## Document text
- - - -
Commentary on Microsoft's stand that Tablets are a passing fad - raganesh
http://www.mondaynote.com/2011/04/03/microsoft-tablets-are-a-passing-fad/

======
rbarooah
One explanation is that Microsoft is just trying to distract people. I'm not
sure why they bother since it just draws attention to the fact they are
struggling to keep up.

The other explanation is that not enough senior people have spent any time
figuring out for themselves what potential the iPad has. _Maybe they genuinely
don't get it._

I actually think the second explanation is more likely. It's also much worse
for them. It's easy to take a first glance at the iPad and see it as a media
player and games console with a browser built in - i.e. A big iPod touch.

Paradoxically this makes it easier for them to brush off. "We all know that
iPods are successful. Hats off to Apple, the iPod company - the iPad is the
new iPod." Which neatly rationalizes away the success of the iPad in a way
that's not threatening to the PC business.

Analysts, always eager to sell people what they want, are colluding with this
by calling the iPad a media tablet.

The one thing none of these people are doing (unlike iPad customers) is trying
to use them for real work, and discovering where they are strong and where
they are weak.

I now use my iPad 2 as my only computer at home. This means I often try to
push it into doing real work. I've been surprised to find that for some tasks
which are very important to me, it's _a lot better_ than a laptop.

Specifically, I now use the OmniGraffle on the iPad to do all my
brainstorming, _and_ technical diagramming.
- - - -
## Task directions
Answer these questions from the thread about Microsoft and tablets:
(a) What do analysts call the iPad?
(b) What does the commenter use as their only computer at home?
(c) Which application does the commenter use on the iPad for brainstorming and technical diagramming?
The data after this sentence is separate from the thread above.

## Provided data
- - - -
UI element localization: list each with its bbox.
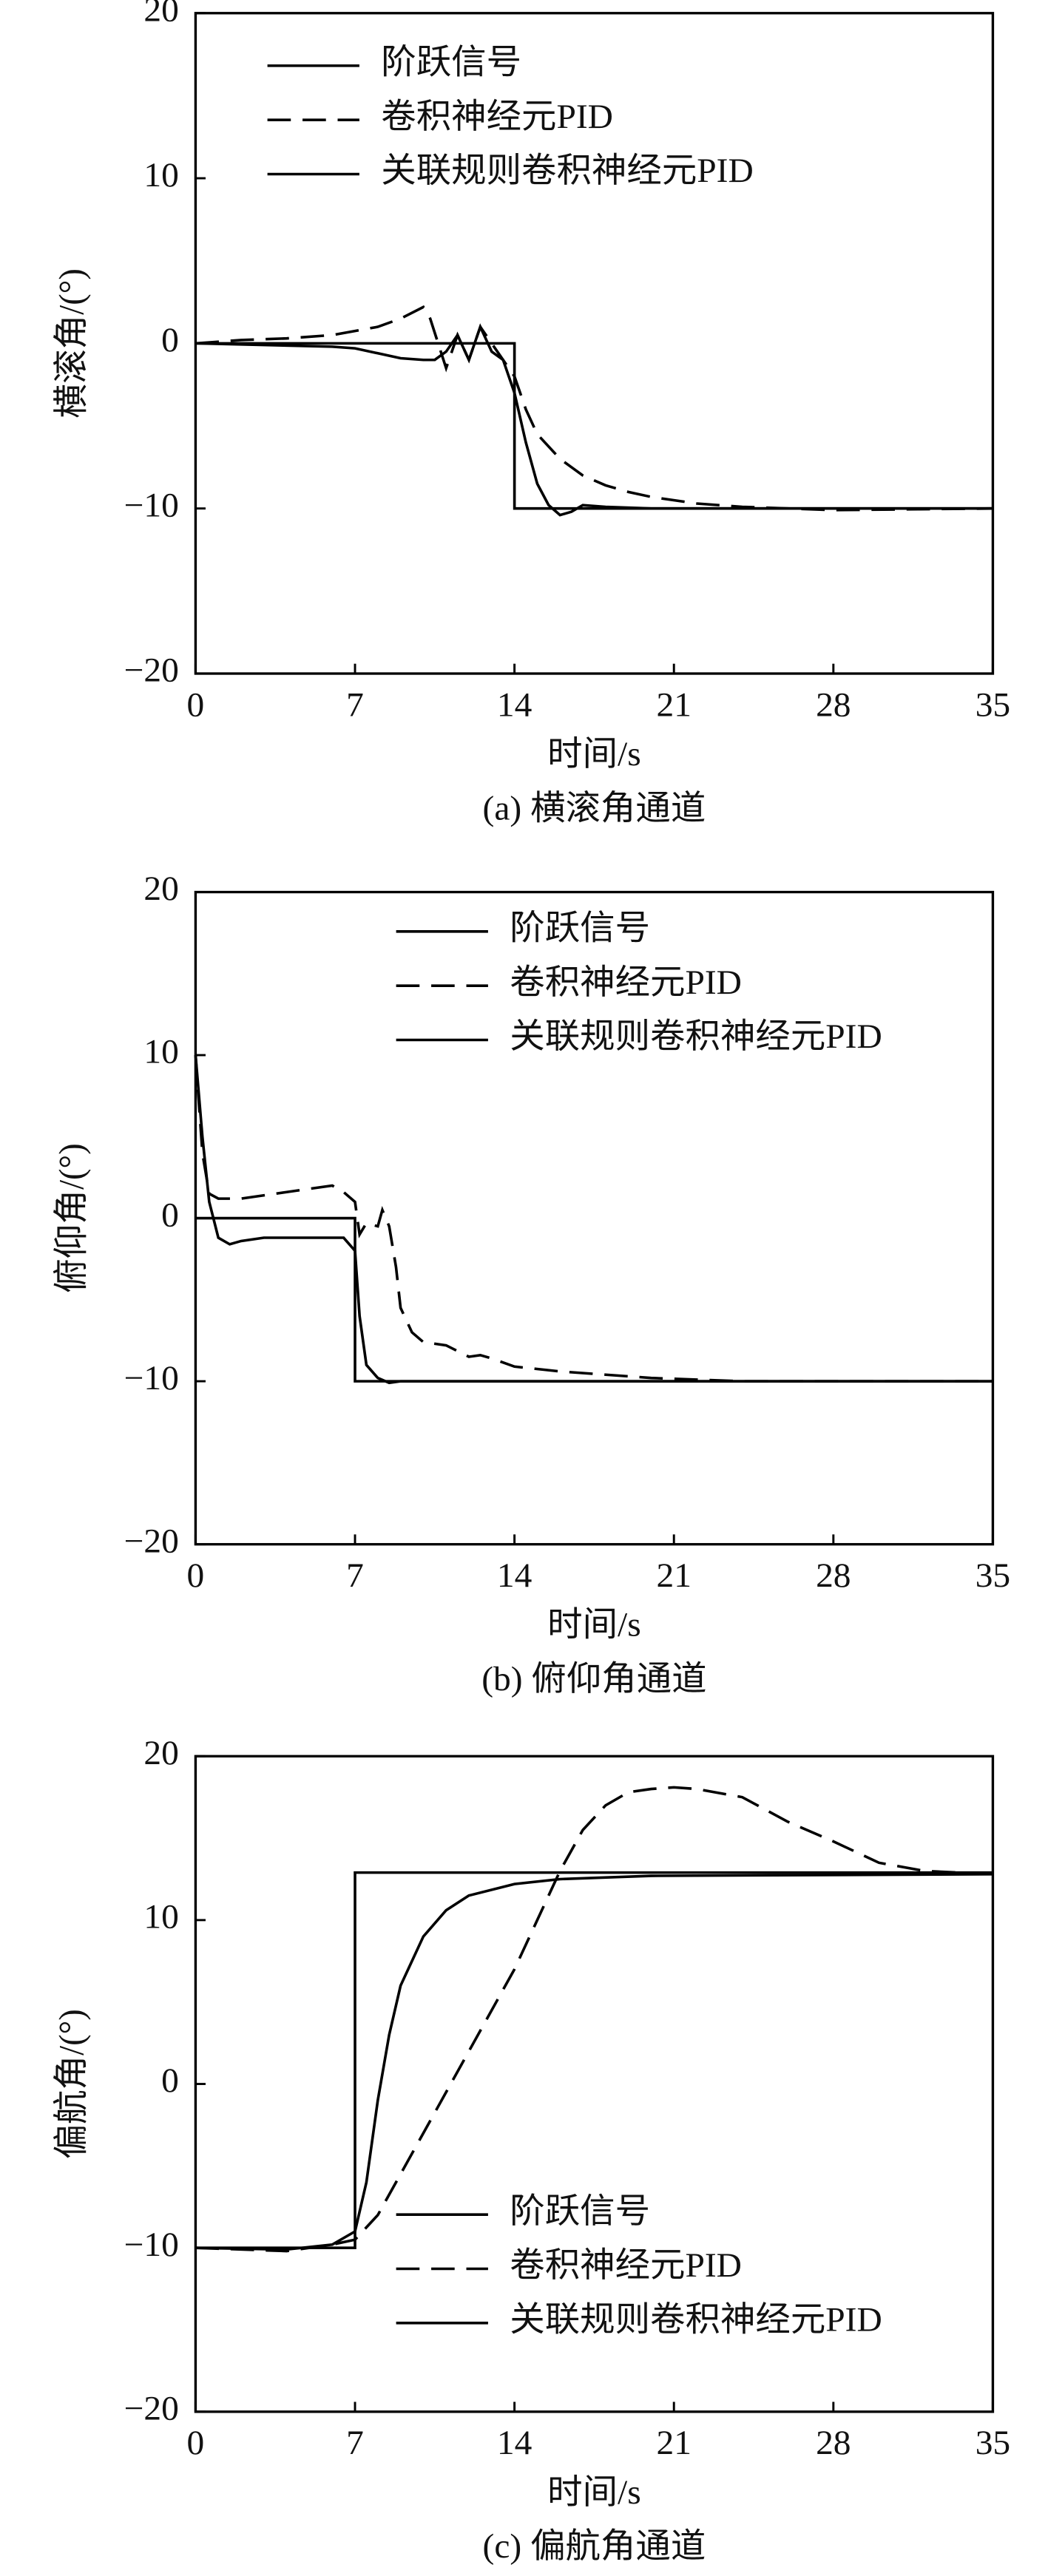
- - - -
## Answer to the exercise
(a) A media tablet.
(b) An iPad 2.
(c) OmniGraffle.